Problem to work on
Tell how many lines carry the word "text"; the reply is the number and nothing else.

Supplied records
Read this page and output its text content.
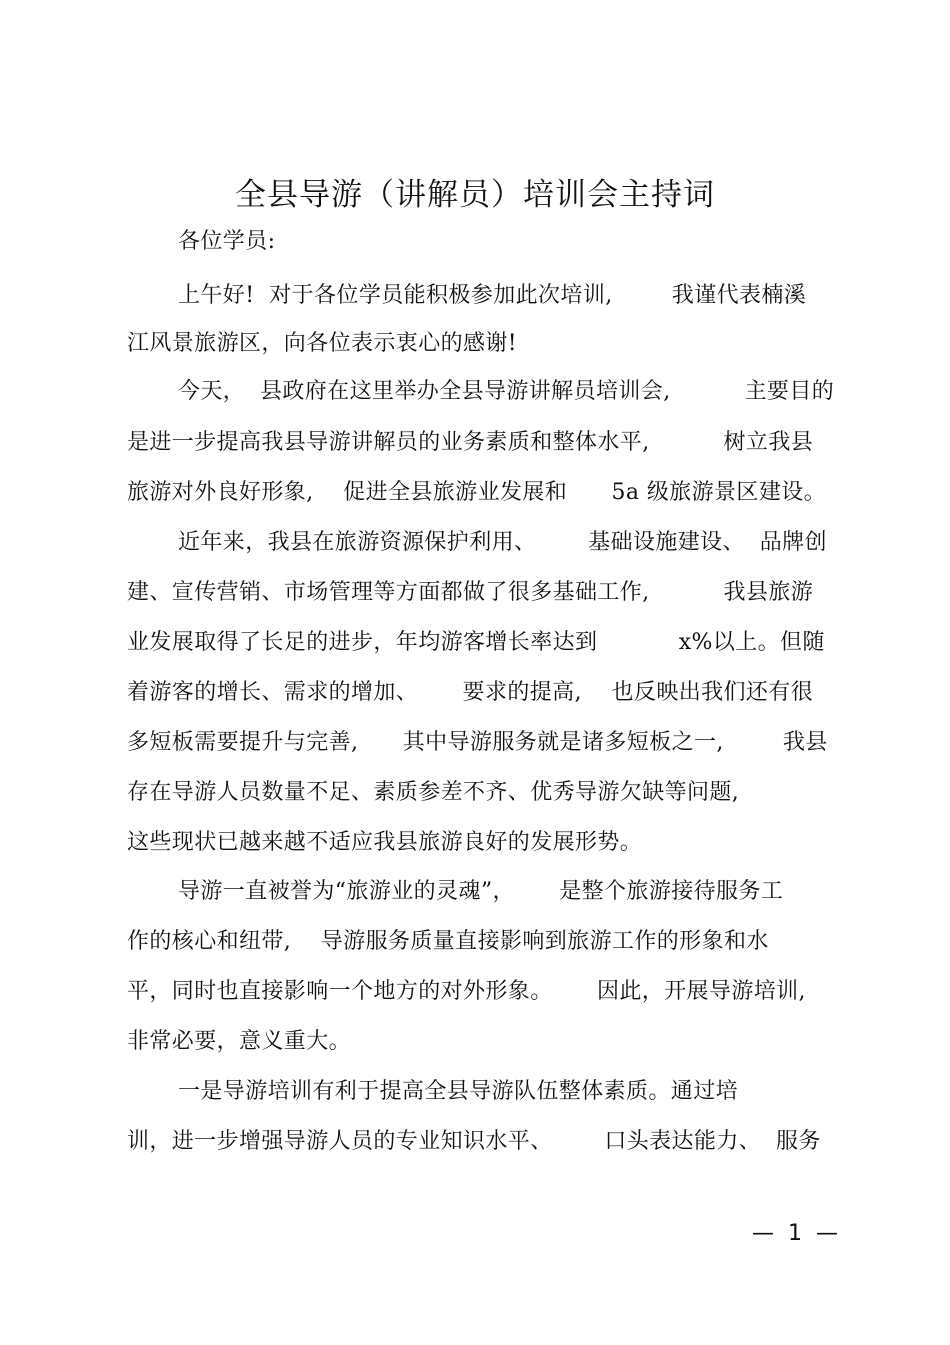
全县导游（讲解员）培训会主持词
各位学员:
上午好!  对于各位学员能积极参加此次培训,        我谨代表楠溪
江风景旅游区，向各位表示衷心的感谢!
今天，  县政府在这里举办全县导游讲解员培训会,          主要目的
是进一步提高我县导游讲解员的业务素质和整体水平,          树立我县
旅游对外良好形象,    促进全县旅游业发展和      5a 级旅游景区建设。
近年来，我县在旅游资源保护利用、       基础设施建设、  品牌创
建、宣传营销、市场管理等方面都做了很多基础工作,          我县旅游
业发展取得了长足的进步，年均游客增长率达到           x%以上。但随
着游客的增长、需求的增加、      要求的提高,    也反映出我们还有很
多短板需要提升与完善,      其中导游服务就是诸多短板之一,        我县
存在导游人员数量不足、素质参差不齐、优秀导游欠缺等问题,
这些现状已越来越不适应我县旅游良好的发展形势。
导游一直被誉为“旅游业的灵魂”，      是整个旅游接待服务工
作的核心和纽带,    导游服务质量直接影响到旅游工作的形象和水
平，同时也直接影响一个地方的对外形象。      因此，开展导游培训,
非常必要，意义重大。
一是导游培训有利于提高全县导游队伍整体素质。通过培
训，进一步增强导游人员的专业知识水平、       口头表达能力、  服务
—  1  —
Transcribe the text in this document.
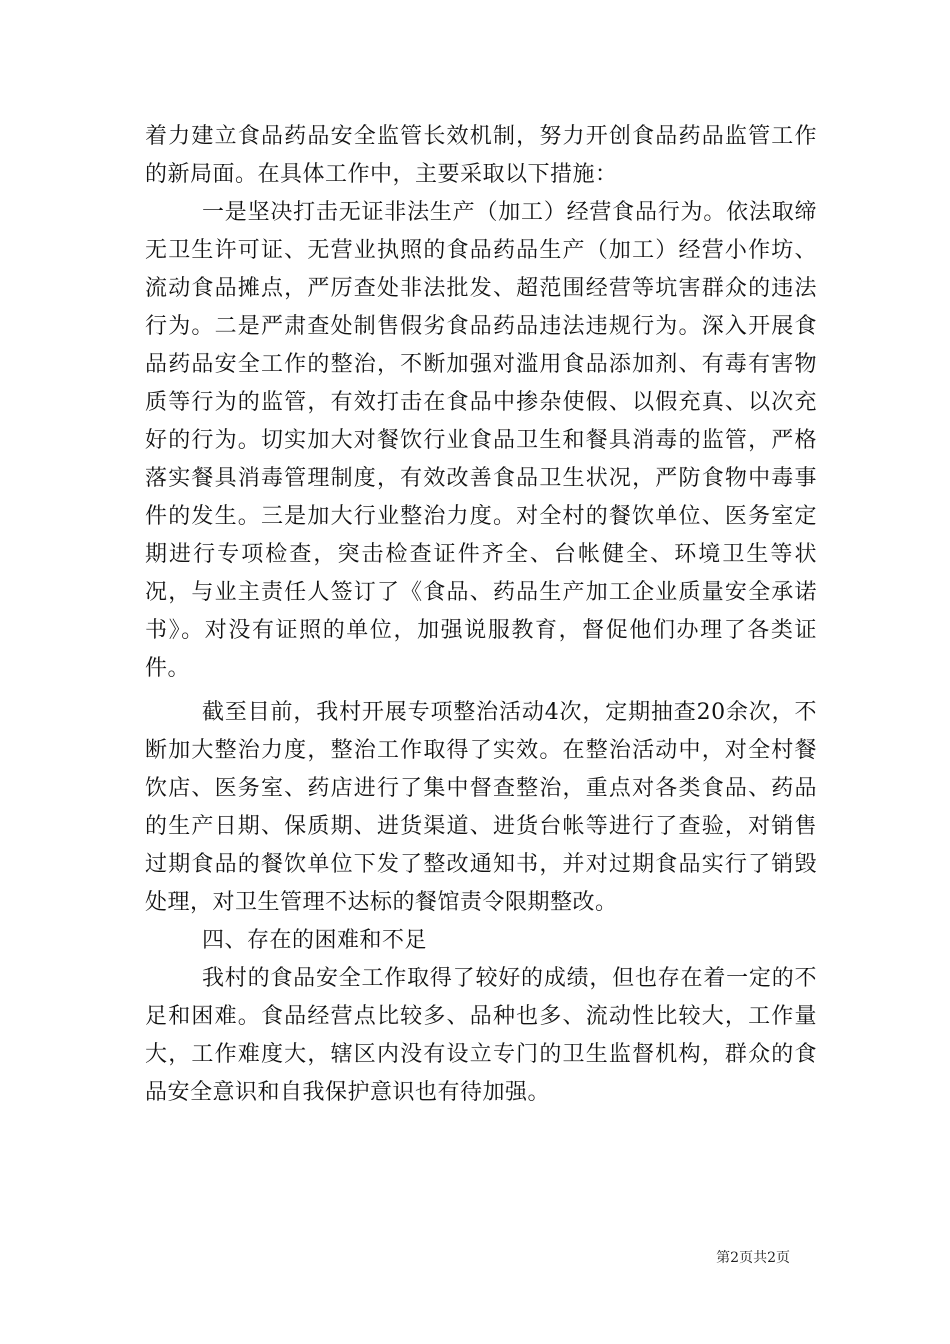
着力建立食品药品安全监管长效机制，努力开创食品药品监管工作的新局面。在具体工作中，主要采取以下措施：

一是坚决打击无证非法生产（加工）经营食品行为。依法取缔无卫生许可证、无营业执照的食品药品生产（加工）经营小作坊、流动食品摊点，严厉查处非法批发、超范围经营等坑害群众的违法行为。二是严肃查处制售假劣食品药品违法违规行为。深入开展食品药品安全工作的整治，不断加强对滥用食品添加剂、有毒有害物质等行为的监管，有效打击在食品中掺杂使假、以假充真、以次充好的行为。切实加大对餐饮行业食品卫生和餐具消毒的监管，严格落实餐具消毒管理制度，有效改善食品卫生状况，严防食物中毒事件的发生。三是加大行业整治力度。对全村的餐饮单位、医务室定期进行专项检查，突击检查证件齐全、台帐健全、环境卫生等状况，与业主责任人签订了《食品、药品生产加工企业质量安全承诺书》。对没有证照的单位，加强说服教育，督促他们办理了各类证件。

截至目前，我村开展专项整治活动4次，定期抽查20余次，不断加大整治力度，整治工作取得了实效。在整治活动中，对全村餐饮店、医务室、药店进行了集中督查整治，重点对各类食品、药品的生产日期、保质期、进货渠道、进货台帐等进行了查验，对销售过期食品的餐饮单位下发了整改通知书，并对过期食品实行了销毁处理，对卫生管理不达标的餐馆责令限期整改。

四、存在的困难和不足

我村的食品安全工作取得了较好的成绩，但也存在着一定的不足和困难。食品经营点比较多、品种也多、流动性比较大，工作量大，工作难度大，辖区内没有设立专门的卫生监督机构，群众的食品安全意识和自我保护意识也有待加强。

第2页共2页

Reply
2